Dataset records
+ + +
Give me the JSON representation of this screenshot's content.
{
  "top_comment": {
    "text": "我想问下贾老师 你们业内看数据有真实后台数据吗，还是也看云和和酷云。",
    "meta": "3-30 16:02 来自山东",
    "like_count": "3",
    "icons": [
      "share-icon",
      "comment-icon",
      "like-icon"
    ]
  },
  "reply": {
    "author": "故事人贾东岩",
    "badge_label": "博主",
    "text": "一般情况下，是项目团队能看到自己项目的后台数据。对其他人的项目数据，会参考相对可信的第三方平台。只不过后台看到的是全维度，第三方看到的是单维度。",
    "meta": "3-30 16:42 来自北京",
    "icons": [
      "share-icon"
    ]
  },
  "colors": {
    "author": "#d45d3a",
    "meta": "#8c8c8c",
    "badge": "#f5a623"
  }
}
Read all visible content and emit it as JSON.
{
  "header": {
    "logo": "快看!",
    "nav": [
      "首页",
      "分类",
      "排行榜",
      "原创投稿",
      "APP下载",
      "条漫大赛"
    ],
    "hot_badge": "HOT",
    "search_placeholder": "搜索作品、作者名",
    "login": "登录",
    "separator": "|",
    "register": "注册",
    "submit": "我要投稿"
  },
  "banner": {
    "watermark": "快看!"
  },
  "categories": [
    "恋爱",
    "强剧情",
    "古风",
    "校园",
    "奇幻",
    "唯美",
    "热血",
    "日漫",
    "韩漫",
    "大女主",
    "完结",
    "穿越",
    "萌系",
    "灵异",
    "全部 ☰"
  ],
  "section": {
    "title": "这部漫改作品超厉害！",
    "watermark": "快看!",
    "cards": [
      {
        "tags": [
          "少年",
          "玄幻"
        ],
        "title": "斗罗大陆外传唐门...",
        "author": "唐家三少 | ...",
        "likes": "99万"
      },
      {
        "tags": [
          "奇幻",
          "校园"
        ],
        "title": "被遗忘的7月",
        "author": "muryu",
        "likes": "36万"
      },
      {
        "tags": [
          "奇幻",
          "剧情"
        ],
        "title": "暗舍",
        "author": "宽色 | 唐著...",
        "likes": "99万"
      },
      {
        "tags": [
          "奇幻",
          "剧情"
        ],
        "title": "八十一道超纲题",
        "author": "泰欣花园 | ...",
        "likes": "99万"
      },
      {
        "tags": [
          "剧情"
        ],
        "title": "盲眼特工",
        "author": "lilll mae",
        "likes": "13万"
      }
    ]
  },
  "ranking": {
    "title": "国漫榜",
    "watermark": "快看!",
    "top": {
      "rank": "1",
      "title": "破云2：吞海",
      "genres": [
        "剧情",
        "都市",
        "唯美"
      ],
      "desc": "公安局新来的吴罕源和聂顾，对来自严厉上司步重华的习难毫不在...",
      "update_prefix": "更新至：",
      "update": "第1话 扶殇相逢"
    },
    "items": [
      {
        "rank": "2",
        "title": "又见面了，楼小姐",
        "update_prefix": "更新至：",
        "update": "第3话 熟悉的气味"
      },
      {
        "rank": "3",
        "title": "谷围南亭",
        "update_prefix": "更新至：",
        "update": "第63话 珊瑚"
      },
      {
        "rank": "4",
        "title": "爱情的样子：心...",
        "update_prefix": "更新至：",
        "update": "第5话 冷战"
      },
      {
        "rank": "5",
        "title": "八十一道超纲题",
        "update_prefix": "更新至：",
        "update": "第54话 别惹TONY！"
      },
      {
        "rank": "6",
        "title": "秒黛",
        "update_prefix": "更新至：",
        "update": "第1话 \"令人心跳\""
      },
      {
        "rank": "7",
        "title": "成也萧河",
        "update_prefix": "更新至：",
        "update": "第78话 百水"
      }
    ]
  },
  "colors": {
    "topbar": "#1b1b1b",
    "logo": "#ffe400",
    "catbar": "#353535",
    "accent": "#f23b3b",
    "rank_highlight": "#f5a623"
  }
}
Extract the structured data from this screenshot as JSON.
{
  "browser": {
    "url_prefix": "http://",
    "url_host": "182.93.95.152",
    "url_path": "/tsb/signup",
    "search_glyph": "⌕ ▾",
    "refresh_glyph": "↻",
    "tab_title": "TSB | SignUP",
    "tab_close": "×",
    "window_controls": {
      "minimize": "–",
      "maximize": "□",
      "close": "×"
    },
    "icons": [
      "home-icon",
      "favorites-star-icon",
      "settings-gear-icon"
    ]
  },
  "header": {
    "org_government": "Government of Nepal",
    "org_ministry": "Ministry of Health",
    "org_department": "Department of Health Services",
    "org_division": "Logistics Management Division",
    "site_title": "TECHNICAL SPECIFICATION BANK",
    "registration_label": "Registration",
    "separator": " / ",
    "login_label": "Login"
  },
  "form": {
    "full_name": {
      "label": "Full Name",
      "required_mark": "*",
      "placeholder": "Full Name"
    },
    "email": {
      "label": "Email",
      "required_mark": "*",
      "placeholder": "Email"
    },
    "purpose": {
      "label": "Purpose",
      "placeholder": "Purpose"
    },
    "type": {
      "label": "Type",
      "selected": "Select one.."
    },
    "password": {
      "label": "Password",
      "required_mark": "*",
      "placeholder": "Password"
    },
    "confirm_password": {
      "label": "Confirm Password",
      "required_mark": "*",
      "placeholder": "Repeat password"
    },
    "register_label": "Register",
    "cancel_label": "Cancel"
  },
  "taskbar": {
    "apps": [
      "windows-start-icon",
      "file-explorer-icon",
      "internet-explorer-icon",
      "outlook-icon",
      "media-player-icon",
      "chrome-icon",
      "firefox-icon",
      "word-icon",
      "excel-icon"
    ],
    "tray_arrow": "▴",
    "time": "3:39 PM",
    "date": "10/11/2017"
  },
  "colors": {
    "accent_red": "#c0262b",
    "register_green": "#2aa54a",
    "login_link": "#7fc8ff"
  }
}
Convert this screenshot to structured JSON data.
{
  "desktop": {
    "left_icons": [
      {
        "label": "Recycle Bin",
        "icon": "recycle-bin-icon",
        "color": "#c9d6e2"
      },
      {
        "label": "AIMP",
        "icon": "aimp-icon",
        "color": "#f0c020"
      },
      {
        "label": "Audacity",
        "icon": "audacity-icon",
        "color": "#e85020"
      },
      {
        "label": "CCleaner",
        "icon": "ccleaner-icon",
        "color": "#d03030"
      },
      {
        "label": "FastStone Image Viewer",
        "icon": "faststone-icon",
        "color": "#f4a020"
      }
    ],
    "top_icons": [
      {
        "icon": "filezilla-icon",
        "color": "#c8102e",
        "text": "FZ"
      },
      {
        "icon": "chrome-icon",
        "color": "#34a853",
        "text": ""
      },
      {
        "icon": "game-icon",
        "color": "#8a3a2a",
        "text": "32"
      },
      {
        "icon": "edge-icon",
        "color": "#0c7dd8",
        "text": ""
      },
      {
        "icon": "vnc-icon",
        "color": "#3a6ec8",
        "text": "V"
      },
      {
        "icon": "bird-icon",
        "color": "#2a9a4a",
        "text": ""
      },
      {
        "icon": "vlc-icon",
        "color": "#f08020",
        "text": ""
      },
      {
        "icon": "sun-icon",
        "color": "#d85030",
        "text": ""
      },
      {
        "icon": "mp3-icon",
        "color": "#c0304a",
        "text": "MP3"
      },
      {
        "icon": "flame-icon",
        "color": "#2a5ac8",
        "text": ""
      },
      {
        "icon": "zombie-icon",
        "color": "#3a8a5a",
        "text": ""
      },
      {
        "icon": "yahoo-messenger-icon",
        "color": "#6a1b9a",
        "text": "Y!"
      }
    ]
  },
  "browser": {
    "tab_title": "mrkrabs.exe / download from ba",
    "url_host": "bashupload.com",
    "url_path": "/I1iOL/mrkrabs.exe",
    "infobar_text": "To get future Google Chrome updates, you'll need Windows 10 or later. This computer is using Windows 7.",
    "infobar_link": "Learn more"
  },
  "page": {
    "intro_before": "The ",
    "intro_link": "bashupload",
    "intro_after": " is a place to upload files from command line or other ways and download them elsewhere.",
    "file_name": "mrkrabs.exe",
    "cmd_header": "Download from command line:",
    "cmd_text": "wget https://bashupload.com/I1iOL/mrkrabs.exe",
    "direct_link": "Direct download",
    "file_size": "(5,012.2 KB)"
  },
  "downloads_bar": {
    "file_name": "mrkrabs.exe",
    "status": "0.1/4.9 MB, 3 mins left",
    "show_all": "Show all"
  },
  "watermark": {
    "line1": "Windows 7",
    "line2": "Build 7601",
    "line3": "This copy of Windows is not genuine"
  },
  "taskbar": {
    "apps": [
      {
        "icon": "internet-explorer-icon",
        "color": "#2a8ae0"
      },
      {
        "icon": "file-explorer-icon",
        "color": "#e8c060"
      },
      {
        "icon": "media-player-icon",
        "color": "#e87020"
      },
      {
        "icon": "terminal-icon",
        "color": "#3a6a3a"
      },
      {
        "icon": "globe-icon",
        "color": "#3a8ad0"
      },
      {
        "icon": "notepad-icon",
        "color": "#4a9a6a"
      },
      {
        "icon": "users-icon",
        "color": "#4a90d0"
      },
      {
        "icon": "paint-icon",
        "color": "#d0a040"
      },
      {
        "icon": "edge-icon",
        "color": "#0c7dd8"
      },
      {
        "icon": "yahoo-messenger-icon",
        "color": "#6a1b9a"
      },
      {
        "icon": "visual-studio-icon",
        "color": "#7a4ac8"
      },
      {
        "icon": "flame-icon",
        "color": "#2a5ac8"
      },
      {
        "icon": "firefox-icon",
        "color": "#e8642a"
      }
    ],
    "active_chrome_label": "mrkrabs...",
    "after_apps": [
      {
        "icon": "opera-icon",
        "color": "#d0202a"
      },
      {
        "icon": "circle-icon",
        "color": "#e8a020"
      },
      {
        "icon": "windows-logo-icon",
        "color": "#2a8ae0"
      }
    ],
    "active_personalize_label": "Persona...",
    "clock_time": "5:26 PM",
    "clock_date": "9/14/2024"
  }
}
+ + +
Stated task:
Sift through the entries and copy every line with "logo".

The result:
    "logo": "快看!",
    "logo": "#ffe400",
        "icon": "windows-logo-icon",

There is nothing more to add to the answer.